### Written exercise
From the listing below, pull out every line where the string "heading" appears.

++++ Listing

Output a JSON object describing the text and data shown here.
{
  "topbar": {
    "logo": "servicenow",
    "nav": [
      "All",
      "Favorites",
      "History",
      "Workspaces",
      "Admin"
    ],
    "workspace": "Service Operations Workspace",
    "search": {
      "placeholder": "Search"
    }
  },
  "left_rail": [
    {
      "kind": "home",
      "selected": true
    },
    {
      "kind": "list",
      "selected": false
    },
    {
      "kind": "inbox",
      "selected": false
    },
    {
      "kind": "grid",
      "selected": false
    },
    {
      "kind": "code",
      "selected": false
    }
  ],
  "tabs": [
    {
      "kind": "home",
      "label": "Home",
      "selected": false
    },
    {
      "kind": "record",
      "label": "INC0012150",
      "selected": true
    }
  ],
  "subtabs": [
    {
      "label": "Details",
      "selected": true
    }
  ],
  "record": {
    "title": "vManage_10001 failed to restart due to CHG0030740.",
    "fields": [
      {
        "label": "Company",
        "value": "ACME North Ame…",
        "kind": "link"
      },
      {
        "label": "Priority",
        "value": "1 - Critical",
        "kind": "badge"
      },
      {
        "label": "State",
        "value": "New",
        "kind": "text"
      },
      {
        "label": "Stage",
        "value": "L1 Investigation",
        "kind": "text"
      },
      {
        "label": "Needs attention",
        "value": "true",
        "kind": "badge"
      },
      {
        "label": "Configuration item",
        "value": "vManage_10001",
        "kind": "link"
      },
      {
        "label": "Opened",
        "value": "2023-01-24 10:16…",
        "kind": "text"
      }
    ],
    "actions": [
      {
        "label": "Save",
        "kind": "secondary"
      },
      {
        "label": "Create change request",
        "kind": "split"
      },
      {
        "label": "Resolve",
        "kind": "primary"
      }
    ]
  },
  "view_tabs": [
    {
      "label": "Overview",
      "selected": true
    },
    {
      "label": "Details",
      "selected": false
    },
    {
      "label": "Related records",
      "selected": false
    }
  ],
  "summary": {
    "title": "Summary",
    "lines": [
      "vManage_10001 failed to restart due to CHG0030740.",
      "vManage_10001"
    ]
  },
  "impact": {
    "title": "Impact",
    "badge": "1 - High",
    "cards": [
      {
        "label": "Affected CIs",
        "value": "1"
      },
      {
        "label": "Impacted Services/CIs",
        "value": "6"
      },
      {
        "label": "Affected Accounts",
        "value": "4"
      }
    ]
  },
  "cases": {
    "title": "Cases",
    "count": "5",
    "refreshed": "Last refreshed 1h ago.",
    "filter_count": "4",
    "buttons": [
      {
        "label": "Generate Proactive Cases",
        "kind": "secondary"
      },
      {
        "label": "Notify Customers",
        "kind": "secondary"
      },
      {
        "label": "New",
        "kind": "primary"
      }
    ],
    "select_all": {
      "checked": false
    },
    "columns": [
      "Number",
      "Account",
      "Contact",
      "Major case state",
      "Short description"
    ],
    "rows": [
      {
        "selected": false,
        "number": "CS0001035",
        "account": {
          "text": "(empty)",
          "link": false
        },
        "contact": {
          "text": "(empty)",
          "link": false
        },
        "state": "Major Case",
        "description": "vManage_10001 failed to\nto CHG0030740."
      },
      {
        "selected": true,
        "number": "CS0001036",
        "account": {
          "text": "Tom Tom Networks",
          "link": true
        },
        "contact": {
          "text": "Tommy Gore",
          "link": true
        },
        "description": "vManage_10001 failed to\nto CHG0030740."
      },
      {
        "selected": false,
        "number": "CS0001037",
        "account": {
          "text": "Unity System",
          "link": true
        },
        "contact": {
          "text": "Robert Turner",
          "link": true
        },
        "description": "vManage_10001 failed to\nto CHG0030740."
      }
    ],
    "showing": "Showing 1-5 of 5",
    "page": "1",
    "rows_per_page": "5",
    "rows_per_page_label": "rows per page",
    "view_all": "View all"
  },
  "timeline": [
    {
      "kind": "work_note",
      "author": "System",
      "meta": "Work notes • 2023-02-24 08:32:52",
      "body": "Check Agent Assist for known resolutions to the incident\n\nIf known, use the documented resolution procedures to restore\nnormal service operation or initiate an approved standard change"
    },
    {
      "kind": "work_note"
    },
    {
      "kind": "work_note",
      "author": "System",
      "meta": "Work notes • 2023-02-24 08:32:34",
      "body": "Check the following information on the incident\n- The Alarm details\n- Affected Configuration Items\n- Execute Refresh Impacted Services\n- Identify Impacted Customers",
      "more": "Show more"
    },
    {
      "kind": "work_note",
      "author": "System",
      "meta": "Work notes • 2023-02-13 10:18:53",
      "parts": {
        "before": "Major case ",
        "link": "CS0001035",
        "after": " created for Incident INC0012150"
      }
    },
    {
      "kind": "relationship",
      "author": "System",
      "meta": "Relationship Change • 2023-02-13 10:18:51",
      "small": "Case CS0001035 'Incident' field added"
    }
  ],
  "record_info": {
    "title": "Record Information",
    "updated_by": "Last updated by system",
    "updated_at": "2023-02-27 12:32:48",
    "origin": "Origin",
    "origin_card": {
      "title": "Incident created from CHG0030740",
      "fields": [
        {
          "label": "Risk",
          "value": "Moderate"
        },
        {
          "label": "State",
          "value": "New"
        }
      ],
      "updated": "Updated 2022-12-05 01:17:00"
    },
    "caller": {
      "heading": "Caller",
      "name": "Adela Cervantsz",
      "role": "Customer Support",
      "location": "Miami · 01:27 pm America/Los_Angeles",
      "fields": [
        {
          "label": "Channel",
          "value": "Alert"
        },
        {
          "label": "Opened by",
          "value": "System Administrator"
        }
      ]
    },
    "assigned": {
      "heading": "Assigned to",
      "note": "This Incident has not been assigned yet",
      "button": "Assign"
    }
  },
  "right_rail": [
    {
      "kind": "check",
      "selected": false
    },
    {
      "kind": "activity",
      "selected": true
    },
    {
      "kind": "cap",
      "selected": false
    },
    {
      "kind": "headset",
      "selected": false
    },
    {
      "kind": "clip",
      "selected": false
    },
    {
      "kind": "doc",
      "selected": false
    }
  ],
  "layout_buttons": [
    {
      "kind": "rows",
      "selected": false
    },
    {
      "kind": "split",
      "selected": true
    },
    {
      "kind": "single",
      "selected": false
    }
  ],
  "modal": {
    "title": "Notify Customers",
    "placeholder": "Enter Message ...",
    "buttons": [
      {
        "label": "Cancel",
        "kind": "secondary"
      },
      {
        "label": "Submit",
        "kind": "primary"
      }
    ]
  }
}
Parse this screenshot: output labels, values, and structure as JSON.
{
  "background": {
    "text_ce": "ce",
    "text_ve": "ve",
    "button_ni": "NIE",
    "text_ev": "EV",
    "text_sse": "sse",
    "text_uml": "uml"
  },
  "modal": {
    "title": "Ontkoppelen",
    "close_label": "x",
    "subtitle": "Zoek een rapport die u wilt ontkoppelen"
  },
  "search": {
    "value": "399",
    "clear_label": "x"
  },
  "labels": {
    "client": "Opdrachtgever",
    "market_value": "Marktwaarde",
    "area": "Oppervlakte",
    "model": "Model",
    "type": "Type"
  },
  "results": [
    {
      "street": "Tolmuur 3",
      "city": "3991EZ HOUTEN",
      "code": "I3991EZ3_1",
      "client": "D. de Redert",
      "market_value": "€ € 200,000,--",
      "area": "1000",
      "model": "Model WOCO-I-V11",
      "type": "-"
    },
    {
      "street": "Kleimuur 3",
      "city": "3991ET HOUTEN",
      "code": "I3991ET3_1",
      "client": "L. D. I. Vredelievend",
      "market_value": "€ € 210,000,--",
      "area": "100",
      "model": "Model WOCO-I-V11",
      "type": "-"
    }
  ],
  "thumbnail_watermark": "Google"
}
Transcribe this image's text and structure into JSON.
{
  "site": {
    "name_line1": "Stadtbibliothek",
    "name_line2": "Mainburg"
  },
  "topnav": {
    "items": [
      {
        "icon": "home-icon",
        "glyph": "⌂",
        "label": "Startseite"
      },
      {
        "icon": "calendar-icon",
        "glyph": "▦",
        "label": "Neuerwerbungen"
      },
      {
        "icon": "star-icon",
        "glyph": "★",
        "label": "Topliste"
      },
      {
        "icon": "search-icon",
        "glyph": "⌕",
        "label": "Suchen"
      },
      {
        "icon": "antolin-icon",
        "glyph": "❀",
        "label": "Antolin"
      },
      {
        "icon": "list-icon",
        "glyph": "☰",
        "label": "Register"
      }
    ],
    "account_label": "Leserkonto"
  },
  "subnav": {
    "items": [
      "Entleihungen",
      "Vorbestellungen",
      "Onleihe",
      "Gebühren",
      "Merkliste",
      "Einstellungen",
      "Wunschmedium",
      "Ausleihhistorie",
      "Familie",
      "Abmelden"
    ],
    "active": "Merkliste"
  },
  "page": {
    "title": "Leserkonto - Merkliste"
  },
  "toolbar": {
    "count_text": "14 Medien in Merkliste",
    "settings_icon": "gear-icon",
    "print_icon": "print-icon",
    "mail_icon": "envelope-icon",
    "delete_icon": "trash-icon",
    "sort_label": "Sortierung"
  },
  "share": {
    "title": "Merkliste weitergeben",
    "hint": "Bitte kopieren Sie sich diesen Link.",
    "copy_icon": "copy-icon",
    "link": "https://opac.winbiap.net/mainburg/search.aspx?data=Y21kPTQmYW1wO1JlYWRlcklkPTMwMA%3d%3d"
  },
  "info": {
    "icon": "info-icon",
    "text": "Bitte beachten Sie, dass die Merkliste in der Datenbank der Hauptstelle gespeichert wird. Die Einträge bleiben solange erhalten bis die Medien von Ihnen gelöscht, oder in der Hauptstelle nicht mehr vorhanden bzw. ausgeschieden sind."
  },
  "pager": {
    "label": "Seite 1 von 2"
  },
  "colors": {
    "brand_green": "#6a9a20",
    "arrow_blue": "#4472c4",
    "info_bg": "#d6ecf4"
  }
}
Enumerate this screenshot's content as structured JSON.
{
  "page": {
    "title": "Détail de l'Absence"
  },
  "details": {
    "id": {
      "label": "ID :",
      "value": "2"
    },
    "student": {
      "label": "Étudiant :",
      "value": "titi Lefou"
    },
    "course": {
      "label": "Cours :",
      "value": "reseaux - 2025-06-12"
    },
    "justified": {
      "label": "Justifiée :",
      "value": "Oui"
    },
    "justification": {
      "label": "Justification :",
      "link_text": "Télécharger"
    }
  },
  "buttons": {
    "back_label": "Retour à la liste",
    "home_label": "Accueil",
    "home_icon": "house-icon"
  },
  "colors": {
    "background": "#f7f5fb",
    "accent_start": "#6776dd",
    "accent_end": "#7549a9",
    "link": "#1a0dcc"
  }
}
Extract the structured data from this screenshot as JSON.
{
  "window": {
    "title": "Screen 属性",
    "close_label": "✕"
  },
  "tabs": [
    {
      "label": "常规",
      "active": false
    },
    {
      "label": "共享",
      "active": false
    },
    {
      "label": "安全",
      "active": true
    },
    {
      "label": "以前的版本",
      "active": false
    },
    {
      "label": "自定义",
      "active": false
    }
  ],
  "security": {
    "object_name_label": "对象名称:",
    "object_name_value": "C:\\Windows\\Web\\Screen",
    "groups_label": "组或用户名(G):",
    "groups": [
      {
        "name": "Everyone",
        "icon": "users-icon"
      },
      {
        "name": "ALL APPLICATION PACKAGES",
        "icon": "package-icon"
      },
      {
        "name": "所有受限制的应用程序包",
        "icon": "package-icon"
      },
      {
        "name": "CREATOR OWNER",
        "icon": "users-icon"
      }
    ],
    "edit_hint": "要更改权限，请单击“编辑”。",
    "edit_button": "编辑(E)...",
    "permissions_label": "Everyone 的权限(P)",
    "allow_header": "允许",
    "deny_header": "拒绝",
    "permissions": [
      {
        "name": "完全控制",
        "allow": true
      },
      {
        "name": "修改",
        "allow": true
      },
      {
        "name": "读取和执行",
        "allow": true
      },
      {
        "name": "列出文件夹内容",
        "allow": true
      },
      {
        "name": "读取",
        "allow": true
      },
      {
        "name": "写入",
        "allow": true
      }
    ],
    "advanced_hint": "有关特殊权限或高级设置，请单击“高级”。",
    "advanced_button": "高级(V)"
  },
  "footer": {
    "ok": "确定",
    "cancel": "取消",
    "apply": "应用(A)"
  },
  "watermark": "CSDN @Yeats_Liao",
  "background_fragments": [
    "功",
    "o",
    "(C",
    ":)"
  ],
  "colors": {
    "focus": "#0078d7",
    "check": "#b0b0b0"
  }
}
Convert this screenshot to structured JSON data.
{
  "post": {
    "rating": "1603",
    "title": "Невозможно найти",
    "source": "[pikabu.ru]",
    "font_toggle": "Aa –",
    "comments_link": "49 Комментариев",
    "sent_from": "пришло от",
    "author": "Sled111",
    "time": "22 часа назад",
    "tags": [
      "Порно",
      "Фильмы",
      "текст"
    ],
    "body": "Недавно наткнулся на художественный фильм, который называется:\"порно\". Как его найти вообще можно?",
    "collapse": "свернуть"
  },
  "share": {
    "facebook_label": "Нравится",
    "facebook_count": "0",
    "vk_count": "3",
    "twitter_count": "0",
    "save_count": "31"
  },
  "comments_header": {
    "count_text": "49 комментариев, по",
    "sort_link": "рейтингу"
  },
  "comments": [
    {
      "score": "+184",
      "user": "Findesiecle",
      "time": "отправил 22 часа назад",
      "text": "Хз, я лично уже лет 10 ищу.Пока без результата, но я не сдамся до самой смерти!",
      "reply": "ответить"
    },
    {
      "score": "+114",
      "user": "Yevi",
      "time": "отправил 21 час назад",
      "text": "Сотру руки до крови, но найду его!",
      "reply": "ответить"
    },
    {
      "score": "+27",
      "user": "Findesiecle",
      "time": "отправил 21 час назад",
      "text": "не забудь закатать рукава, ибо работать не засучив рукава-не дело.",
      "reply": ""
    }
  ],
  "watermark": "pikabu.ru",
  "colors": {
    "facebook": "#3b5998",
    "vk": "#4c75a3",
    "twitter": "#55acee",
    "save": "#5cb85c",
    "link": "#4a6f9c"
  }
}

++++++++

### Final result
      "heading": "Caller",
      "heading": "Assigned to",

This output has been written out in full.